Stored data entries -
-- START --

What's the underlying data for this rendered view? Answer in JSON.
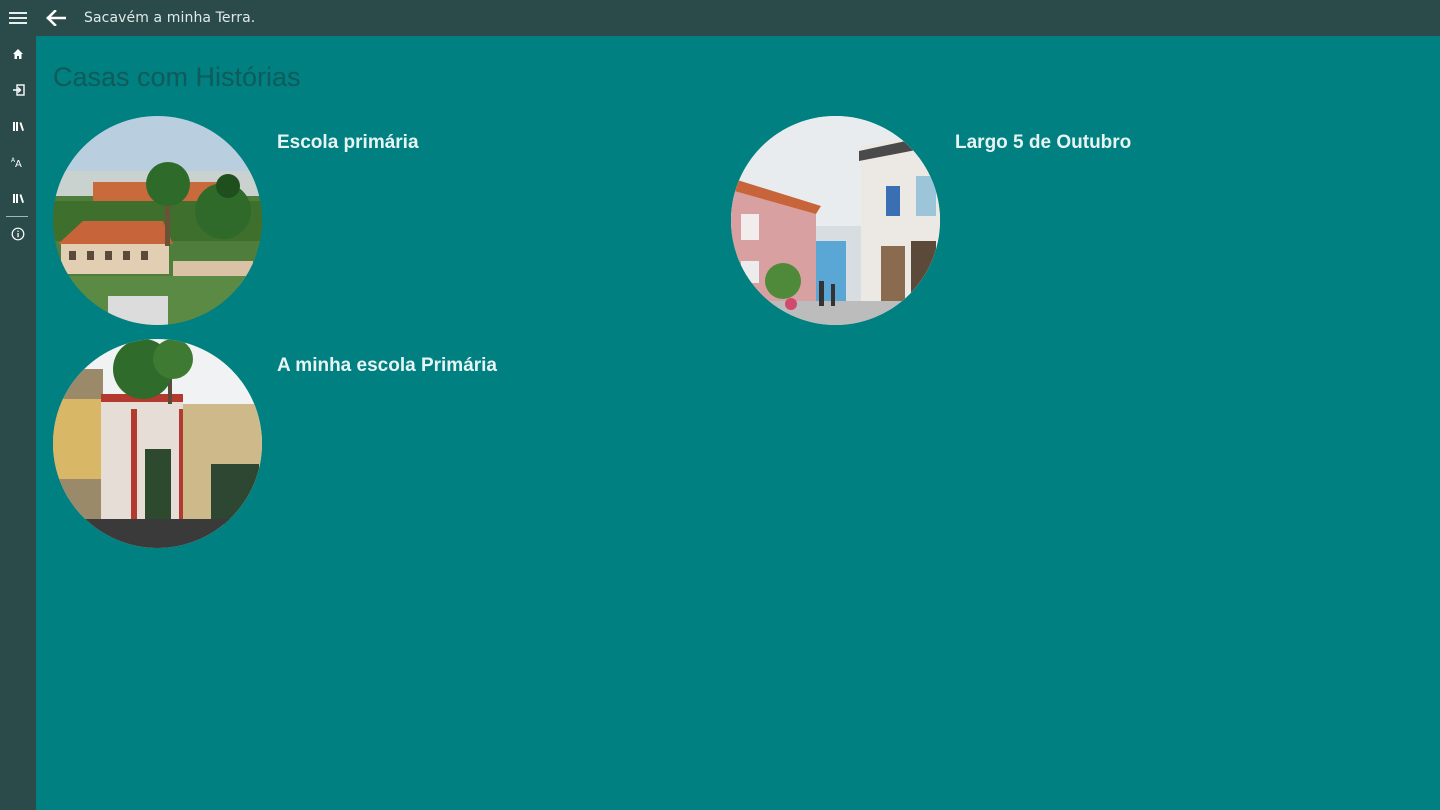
{
  "window": {
    "title": "Sacavém a minha Terra."
  },
  "sidebar": {
    "items": [
      {
        "icon": "home-icon"
      },
      {
        "icon": "sign-in-icon"
      },
      {
        "icon": "library-icon"
      },
      {
        "icon": "font-size-icon"
      },
      {
        "icon": "library-icon"
      },
      {
        "icon": "info-icon"
      }
    ]
  },
  "page": {
    "title": "Casas com Histórias"
  },
  "cards": [
    {
      "title": "Escola primária"
    },
    {
      "title": "Largo 5 de Outubro"
    },
    {
      "title": "A minha escola Primária"
    }
  ],
  "colors": {
    "background": "#008080",
    "chrome": "#2b4a4a",
    "title_text": "#0f5a5a",
    "card_text": "#e8f4f4"
  }
}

-- END --

YOUR INSTRUCTIONS -
Gather every line containing the word "minha" and copy it.

THE ANSWER -
    "title": "Sacavém a minha Terra."
      "title": "A minha escola Primária"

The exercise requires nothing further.